===== Excerpted data

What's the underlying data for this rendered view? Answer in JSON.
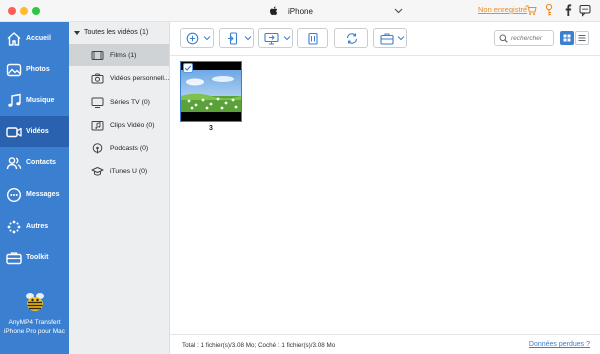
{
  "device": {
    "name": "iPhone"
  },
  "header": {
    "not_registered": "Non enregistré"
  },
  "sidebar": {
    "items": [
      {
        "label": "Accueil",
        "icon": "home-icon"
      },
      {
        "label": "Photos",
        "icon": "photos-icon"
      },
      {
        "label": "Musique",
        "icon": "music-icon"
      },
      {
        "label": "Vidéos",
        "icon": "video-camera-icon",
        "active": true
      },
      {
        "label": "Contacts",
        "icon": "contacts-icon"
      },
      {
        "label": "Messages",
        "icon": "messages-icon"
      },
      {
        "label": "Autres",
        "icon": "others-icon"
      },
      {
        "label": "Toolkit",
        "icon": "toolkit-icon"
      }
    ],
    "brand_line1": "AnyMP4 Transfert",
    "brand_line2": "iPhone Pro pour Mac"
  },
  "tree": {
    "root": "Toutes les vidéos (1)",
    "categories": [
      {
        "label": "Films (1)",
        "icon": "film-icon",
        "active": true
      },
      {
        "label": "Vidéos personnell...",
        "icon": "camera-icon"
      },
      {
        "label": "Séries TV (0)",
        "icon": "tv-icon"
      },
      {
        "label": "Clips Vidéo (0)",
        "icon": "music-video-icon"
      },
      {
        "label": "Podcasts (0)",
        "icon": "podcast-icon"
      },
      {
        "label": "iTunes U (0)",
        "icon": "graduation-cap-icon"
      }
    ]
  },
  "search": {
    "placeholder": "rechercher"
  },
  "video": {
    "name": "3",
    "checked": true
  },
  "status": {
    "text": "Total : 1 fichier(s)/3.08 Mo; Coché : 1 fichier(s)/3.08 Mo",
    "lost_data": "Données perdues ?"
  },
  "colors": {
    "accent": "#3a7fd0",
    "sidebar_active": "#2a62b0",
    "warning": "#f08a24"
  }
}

==========
===== Excerpted data

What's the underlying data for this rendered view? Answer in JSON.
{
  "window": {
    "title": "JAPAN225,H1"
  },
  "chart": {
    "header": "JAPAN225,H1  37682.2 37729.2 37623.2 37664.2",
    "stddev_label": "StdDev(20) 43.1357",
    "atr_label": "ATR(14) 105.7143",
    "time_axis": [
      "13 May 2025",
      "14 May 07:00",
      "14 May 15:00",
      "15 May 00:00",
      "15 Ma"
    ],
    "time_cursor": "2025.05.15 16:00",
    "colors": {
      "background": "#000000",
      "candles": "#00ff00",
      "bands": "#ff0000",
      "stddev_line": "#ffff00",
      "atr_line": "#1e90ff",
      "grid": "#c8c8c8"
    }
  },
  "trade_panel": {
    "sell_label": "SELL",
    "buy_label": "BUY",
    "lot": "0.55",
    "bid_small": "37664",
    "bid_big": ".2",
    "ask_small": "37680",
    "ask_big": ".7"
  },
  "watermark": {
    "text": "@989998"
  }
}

==========

# Your task
Check each line above for the string "video" and show the ones that have it.

# Response to the task
        "icon": "video-camera-icon",
        "icon": "music-video-icon"
  "video": {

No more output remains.